-- WRITTEN INSTRUCTION --
Search the material for "raabte" and show all lines that contain it.

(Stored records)
⁂

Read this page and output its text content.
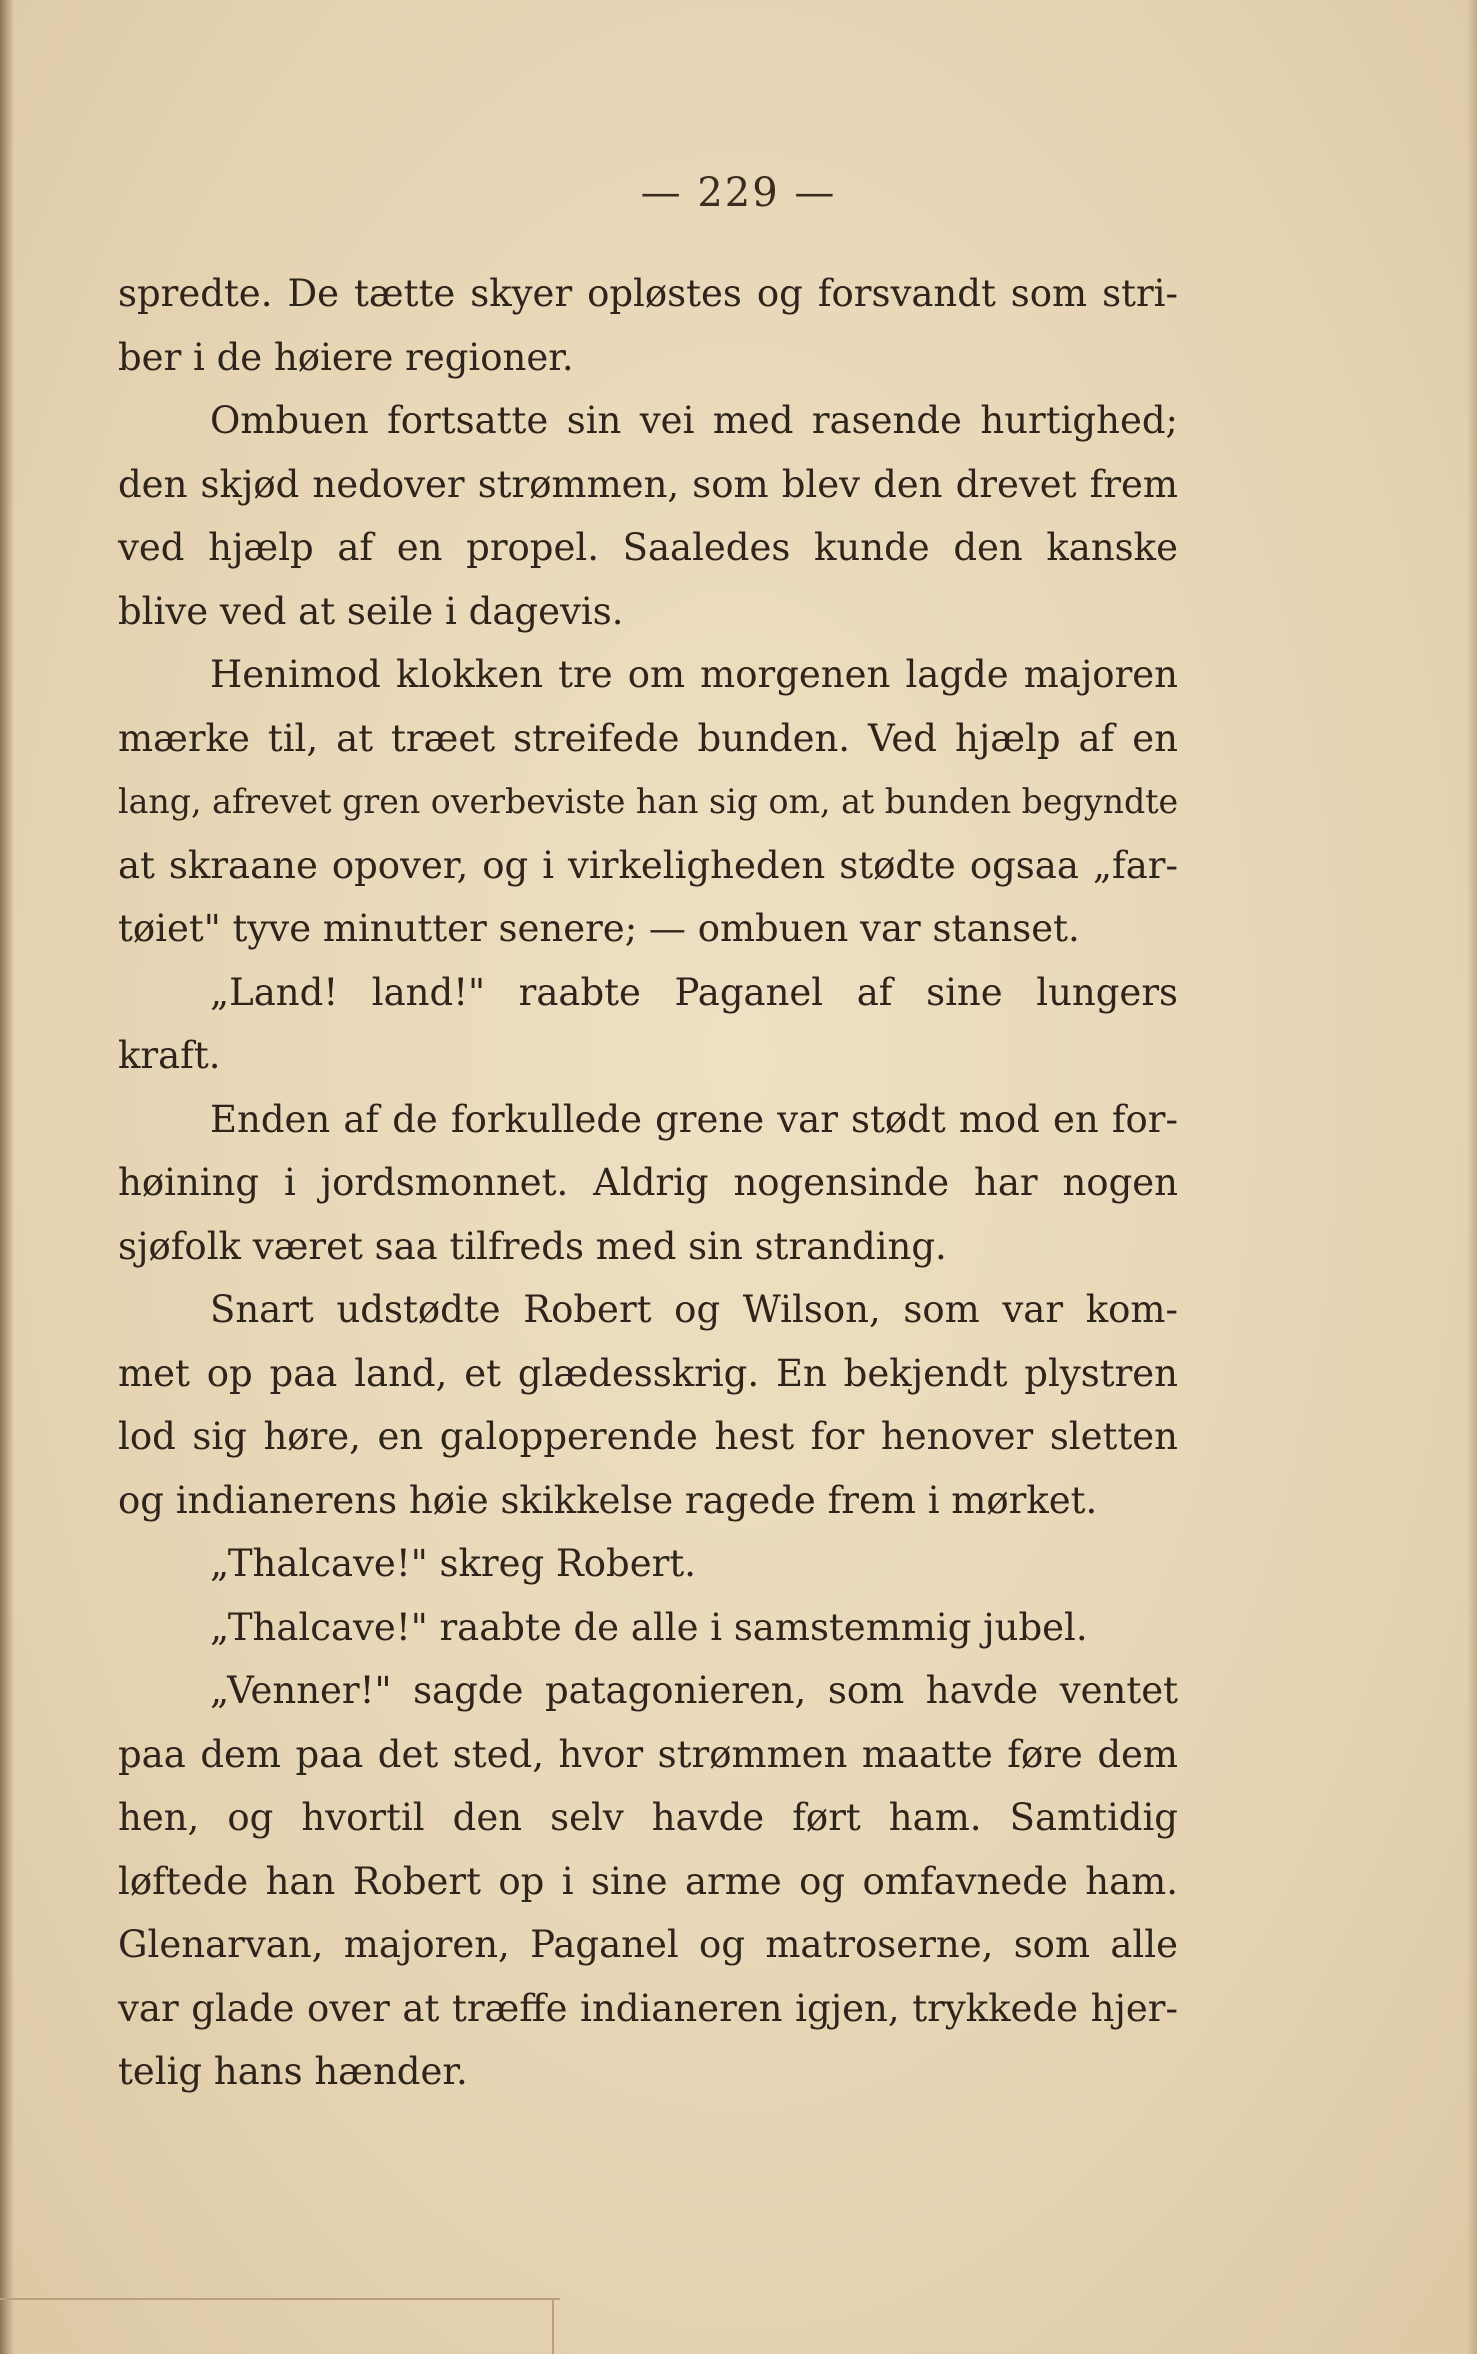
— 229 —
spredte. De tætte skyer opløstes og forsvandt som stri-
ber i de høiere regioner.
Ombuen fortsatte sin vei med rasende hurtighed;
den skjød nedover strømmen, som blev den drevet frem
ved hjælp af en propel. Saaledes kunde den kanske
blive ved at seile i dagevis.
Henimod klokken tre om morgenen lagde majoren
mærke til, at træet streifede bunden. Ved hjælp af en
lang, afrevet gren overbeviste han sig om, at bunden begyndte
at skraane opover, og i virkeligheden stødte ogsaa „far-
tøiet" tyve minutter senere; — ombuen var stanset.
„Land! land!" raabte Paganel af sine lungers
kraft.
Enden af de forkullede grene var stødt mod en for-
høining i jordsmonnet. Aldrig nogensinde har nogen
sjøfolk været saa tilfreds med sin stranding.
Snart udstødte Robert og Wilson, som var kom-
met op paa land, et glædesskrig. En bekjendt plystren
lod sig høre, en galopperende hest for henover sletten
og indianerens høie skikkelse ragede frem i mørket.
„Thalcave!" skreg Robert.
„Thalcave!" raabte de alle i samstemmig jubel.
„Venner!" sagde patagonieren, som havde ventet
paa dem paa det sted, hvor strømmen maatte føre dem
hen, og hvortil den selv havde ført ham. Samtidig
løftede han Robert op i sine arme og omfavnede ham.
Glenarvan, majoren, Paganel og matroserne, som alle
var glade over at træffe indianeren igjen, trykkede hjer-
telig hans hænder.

⁂

-- TASK SOLUTION --
„Land! land!" raabte Paganel af sine lungers
„Thalcave!" raabte de alle i samstemmig jubel.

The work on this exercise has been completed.